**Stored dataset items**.
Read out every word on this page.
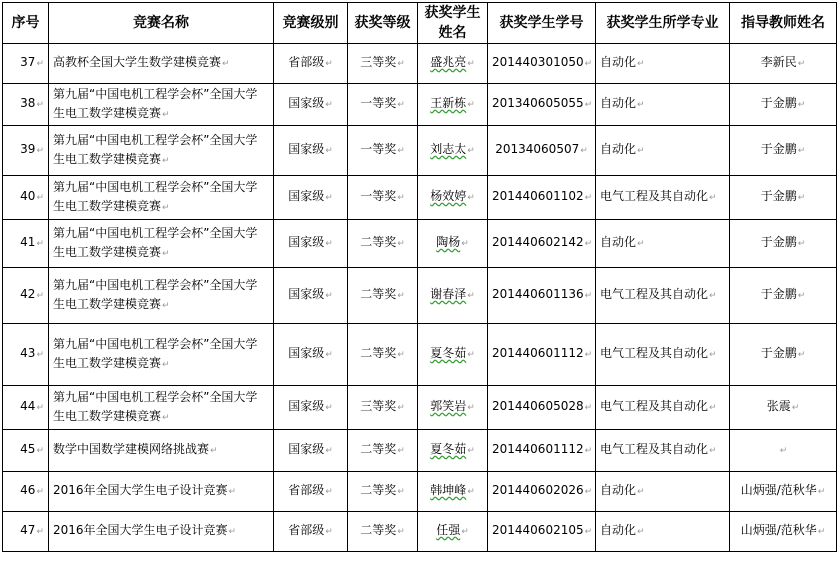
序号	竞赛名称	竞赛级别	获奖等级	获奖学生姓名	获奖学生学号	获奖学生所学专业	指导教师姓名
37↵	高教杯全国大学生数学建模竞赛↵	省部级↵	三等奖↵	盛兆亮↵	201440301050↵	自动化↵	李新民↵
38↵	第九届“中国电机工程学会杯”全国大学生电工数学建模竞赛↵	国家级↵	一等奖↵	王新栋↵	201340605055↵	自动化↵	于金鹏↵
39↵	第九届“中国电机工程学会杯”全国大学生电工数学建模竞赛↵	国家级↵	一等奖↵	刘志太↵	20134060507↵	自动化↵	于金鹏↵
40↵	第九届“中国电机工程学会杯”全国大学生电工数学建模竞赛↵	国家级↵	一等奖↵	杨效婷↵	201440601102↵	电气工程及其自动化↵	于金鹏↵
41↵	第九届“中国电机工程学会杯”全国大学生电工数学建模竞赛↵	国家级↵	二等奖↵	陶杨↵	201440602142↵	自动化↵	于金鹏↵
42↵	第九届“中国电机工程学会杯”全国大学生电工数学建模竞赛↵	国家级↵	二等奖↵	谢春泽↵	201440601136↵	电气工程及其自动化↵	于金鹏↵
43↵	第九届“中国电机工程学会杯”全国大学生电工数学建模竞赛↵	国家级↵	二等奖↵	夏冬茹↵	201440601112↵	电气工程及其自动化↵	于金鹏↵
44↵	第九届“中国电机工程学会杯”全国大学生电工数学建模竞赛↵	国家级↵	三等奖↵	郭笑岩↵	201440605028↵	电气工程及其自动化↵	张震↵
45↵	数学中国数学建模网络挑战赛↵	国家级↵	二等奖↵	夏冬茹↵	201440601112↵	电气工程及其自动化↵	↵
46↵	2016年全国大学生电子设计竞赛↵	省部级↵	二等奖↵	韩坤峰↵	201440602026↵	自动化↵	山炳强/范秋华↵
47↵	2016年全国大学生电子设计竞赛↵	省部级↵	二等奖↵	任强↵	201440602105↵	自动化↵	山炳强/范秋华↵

**Given request**.
Without the pictures, return all the records precisely as they stand.

**Answer in full**.
Read out every word on this page.
序号	竞赛名称	竞赛级别	获奖等级	获奖学生姓名	获奖学生学号	获奖学生所学专业	指导教师姓名
37↵	高教杯全国大学生数学建模竞赛↵	省部级↵	三等奖↵	盛兆亮↵	201440301050↵	自动化↵	李新民↵
38↵	第九届“中国电机工程学会杯”全国大学生电工数学建模竞赛↵	国家级↵	一等奖↵	王新栋↵	201340605055↵	自动化↵	于金鹏↵
39↵	第九届“中国电机工程学会杯”全国大学生电工数学建模竞赛↵	国家级↵	一等奖↵	刘志太↵	20134060507↵	自动化↵	于金鹏↵
40↵	第九届“中国电机工程学会杯”全国大学生电工数学建模竞赛↵	国家级↵	一等奖↵	杨效婷↵	201440601102↵	电气工程及其自动化↵	于金鹏↵
41↵	第九届“中国电机工程学会杯”全国大学生电工数学建模竞赛↵	国家级↵	二等奖↵	陶杨↵	201440602142↵	自动化↵	于金鹏↵
42↵	第九届“中国电机工程学会杯”全国大学生电工数学建模竞赛↵	国家级↵	二等奖↵	谢春泽↵	201440601136↵	电气工程及其自动化↵	于金鹏↵
43↵	第九届“中国电机工程学会杯”全国大学生电工数学建模竞赛↵	国家级↵	二等奖↵	夏冬茹↵	201440601112↵	电气工程及其自动化↵	于金鹏↵
44↵	第九届“中国电机工程学会杯”全国大学生电工数学建模竞赛↵	国家级↵	三等奖↵	郭笑岩↵	201440605028↵	电气工程及其自动化↵	张震↵
45↵	数学中国数学建模网络挑战赛↵	国家级↵	二等奖↵	夏冬茹↵	201440601112↵	电气工程及其自动化↵	↵
46↵	2016年全国大学生电子设计竞赛↵	省部级↵	二等奖↵	韩坤峰↵	201440602026↵	自动化↵	山炳强/范秋华↵
47↵	2016年全国大学生电子设计竞赛↵	省部级↵	二等奖↵	任强↵	201440602105↵	自动化↵	山炳强/范秋华↵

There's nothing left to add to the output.